"""

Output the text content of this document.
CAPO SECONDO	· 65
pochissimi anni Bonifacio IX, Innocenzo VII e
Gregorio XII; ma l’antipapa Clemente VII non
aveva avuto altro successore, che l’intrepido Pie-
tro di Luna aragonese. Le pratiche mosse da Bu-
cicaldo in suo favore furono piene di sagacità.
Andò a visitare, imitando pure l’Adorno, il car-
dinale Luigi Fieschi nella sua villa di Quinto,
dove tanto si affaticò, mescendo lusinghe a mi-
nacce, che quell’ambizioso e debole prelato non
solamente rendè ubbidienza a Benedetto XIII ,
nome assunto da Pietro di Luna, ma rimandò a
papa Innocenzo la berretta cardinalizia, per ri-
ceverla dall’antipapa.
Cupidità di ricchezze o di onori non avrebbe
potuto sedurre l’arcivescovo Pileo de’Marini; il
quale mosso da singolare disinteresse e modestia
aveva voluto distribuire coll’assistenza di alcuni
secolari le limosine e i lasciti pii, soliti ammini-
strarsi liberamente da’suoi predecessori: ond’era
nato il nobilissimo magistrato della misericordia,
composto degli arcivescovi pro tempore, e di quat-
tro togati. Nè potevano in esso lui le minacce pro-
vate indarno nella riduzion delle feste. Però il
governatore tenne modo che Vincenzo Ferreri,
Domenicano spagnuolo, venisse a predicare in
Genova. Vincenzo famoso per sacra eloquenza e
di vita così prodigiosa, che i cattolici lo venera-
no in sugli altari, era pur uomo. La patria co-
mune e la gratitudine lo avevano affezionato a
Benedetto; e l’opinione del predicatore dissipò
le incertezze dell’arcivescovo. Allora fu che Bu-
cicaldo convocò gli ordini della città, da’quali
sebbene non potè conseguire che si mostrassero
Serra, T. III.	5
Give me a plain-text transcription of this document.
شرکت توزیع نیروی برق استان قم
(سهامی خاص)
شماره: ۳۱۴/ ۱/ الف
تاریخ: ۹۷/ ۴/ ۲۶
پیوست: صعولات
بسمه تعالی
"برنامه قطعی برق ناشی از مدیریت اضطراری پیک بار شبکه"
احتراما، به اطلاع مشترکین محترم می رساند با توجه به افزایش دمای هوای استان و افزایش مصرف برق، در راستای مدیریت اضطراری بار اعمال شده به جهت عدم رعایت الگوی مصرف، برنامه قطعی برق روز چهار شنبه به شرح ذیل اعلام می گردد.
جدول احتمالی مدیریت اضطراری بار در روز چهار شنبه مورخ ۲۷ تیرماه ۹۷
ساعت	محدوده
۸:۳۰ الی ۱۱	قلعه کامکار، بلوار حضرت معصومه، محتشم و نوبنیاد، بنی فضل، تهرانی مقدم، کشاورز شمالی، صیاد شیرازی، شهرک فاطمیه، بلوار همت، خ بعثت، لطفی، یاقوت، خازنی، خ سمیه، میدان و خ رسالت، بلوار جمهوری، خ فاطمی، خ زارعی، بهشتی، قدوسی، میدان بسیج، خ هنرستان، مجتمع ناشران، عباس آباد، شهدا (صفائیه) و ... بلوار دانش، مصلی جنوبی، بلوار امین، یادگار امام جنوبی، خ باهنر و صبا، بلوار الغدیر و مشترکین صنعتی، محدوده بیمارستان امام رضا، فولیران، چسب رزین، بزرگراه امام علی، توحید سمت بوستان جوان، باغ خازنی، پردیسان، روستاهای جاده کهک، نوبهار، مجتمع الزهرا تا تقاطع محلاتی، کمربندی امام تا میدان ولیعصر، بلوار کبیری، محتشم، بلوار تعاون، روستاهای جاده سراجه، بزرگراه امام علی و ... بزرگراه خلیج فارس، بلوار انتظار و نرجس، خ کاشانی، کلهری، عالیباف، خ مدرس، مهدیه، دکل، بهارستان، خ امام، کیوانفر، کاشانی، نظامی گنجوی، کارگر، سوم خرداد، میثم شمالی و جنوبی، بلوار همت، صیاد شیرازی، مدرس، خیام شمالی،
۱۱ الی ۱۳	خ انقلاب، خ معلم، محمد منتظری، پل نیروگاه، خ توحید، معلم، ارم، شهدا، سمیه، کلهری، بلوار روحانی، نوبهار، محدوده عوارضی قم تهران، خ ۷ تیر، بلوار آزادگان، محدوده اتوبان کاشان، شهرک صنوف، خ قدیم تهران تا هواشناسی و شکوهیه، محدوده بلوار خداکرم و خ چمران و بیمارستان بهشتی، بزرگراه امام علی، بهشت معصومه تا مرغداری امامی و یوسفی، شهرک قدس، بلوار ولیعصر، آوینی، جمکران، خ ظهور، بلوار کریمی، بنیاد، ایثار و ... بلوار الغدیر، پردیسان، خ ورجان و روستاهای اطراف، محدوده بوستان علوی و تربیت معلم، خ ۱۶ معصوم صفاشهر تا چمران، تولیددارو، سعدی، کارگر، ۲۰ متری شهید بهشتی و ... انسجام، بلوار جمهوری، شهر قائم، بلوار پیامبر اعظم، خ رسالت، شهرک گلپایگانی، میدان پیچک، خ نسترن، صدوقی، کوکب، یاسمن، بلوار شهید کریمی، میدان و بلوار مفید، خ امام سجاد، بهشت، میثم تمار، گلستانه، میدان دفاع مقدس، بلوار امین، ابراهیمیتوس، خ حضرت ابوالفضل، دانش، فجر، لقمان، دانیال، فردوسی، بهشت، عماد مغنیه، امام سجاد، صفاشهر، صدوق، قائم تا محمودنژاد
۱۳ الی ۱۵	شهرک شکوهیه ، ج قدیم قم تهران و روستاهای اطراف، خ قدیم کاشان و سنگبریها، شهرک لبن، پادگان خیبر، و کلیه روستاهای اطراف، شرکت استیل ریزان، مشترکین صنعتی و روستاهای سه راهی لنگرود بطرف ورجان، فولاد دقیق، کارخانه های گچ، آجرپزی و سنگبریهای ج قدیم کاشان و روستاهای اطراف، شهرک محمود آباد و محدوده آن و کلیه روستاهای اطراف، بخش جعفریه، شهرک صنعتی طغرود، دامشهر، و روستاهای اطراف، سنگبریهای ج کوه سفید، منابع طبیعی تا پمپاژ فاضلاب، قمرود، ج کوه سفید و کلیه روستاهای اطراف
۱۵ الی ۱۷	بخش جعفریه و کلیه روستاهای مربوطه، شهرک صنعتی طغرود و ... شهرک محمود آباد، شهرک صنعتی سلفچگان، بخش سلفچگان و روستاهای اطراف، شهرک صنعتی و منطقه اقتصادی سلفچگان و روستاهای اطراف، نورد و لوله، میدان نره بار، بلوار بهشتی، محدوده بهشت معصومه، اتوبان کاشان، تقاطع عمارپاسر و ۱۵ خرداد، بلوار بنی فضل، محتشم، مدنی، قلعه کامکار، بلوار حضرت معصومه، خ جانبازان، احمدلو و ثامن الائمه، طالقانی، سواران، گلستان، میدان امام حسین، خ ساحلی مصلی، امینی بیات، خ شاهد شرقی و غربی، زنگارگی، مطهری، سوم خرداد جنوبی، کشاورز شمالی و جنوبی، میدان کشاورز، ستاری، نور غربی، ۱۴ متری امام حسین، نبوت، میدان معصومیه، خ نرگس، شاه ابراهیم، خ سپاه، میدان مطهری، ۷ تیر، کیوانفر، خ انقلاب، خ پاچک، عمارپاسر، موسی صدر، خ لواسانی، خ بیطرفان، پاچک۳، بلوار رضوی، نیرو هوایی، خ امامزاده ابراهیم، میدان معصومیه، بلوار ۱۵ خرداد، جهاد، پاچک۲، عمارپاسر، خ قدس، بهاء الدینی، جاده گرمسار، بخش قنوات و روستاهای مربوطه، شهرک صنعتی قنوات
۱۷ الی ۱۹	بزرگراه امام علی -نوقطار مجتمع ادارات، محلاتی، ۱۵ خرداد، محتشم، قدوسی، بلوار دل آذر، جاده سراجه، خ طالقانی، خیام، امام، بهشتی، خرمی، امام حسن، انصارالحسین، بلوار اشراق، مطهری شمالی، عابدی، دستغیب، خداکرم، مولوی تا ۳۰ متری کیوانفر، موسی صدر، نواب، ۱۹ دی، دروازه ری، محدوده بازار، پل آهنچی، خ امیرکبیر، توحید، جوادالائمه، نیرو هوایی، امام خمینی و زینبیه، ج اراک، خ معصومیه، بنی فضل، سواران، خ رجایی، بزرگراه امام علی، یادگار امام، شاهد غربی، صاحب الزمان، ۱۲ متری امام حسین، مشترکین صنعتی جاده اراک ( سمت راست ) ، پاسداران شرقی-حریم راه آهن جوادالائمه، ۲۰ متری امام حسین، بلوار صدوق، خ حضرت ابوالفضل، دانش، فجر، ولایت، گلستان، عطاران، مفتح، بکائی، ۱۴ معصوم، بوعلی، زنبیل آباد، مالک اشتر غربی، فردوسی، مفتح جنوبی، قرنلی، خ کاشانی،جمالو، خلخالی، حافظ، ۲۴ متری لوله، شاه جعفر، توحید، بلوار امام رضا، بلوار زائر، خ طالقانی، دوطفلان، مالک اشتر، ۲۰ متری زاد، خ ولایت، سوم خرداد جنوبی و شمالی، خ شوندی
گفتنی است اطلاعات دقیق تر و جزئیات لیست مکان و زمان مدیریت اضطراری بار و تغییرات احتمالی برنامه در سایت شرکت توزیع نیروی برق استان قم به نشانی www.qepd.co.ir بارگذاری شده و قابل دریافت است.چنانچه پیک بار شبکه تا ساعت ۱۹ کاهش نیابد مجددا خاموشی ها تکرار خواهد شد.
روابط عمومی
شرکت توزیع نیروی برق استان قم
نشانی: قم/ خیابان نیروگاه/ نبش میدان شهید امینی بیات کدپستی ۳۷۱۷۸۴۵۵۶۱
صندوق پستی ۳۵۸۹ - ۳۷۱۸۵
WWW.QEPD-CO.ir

"""

| Problem requirements |
Among the lines above, determine how many hold the word "استان"; report the figure alone.

| Completed exercise |
4